**Stated goal**: Collect the lines of the entries where "összege" shows up.

A block of data
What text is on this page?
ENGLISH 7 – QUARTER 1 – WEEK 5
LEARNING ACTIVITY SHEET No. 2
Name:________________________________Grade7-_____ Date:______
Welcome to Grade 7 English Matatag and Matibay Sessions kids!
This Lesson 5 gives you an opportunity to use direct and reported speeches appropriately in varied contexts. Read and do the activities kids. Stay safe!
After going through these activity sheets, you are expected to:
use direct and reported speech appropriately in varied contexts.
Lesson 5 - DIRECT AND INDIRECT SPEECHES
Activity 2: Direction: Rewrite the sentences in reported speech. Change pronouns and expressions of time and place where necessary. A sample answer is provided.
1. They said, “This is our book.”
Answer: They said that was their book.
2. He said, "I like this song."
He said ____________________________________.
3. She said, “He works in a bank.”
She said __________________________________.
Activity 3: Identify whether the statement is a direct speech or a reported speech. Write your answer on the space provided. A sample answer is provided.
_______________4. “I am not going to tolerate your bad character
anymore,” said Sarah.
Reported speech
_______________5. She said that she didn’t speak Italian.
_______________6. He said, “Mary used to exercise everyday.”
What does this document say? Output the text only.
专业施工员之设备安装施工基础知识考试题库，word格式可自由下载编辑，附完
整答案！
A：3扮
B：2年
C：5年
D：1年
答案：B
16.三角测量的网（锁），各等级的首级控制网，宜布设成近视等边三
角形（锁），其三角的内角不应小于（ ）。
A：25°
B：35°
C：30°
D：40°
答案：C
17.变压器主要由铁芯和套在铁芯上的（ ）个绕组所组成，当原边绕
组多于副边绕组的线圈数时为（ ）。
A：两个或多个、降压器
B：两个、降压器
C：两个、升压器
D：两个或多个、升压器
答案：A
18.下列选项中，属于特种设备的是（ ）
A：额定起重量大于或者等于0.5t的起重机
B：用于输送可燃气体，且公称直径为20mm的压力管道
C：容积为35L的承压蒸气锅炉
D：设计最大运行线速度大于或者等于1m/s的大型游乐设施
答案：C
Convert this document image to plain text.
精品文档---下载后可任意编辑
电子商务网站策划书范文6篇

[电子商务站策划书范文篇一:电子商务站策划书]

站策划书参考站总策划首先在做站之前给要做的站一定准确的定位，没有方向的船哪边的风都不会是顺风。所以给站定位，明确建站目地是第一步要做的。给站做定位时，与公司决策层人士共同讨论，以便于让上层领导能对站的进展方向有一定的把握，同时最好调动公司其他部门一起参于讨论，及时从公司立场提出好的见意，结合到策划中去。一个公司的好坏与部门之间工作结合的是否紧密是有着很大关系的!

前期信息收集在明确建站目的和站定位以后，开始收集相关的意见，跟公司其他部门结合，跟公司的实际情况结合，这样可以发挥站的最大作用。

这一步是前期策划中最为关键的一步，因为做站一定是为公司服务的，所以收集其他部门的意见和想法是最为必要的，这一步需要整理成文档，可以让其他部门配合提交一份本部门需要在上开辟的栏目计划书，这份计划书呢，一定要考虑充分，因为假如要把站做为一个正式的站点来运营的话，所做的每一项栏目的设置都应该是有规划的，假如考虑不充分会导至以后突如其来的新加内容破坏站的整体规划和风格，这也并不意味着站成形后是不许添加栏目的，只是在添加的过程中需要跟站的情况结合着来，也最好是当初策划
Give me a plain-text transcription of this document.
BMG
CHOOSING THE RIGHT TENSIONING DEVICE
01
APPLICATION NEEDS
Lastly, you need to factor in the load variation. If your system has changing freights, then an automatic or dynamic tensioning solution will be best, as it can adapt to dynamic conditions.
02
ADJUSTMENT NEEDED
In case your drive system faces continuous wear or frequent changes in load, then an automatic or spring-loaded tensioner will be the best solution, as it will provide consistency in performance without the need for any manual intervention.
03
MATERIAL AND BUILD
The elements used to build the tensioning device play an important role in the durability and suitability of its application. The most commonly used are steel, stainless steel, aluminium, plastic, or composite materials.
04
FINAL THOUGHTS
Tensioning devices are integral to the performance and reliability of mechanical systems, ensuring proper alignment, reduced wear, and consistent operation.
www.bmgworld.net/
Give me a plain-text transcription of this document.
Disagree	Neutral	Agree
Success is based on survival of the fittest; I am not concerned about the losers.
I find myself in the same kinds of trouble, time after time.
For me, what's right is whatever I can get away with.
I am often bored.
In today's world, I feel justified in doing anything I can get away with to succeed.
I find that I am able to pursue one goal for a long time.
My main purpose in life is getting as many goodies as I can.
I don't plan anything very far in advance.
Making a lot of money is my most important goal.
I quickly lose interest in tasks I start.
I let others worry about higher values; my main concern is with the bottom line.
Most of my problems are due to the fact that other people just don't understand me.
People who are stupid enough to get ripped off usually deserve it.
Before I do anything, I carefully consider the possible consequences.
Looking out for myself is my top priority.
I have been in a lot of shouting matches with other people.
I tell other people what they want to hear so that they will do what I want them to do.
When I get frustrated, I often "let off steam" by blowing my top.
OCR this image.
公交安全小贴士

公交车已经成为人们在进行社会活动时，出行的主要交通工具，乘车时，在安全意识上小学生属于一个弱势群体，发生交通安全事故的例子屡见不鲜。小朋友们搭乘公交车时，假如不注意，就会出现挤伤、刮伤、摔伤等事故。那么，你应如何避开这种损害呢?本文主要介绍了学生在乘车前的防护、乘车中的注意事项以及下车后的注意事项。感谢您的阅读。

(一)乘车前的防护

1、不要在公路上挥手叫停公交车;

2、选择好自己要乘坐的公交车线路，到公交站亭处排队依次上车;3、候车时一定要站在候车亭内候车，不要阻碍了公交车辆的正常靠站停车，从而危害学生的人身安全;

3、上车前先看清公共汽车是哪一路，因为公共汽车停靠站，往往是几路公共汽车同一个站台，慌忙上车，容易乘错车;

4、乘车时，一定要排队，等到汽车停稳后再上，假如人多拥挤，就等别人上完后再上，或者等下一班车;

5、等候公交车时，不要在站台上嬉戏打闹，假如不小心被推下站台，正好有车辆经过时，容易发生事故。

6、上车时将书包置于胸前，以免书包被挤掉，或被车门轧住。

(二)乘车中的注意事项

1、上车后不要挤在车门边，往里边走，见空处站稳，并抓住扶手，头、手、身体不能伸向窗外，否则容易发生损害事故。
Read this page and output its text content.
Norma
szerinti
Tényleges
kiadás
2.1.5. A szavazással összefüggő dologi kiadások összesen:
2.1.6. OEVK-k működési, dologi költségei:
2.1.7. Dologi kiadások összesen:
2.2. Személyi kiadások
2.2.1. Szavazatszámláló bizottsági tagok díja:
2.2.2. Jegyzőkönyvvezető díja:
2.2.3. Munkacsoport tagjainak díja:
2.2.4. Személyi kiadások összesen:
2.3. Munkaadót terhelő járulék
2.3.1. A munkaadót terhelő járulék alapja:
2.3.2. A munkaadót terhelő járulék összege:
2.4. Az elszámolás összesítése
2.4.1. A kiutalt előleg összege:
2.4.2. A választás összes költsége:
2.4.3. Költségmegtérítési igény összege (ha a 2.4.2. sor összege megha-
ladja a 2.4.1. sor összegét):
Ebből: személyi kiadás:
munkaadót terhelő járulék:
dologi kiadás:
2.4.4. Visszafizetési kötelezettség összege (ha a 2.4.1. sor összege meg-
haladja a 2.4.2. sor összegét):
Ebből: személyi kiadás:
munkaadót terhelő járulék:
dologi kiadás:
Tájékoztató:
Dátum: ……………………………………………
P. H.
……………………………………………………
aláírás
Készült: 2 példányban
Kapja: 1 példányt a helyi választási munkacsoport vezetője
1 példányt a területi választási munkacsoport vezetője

**Solution to the exercise**:
2.3.2. A munkaadót terhelő járulék összege:
2.4.1. A kiutalt előleg összege:
2.4.3. Költségmegtérítési igény összege (ha a 2.4.2. sor összege megha-
2.4.4. Visszafizetési kötelezettség összege (ha a 2.4.1. sor összege meg-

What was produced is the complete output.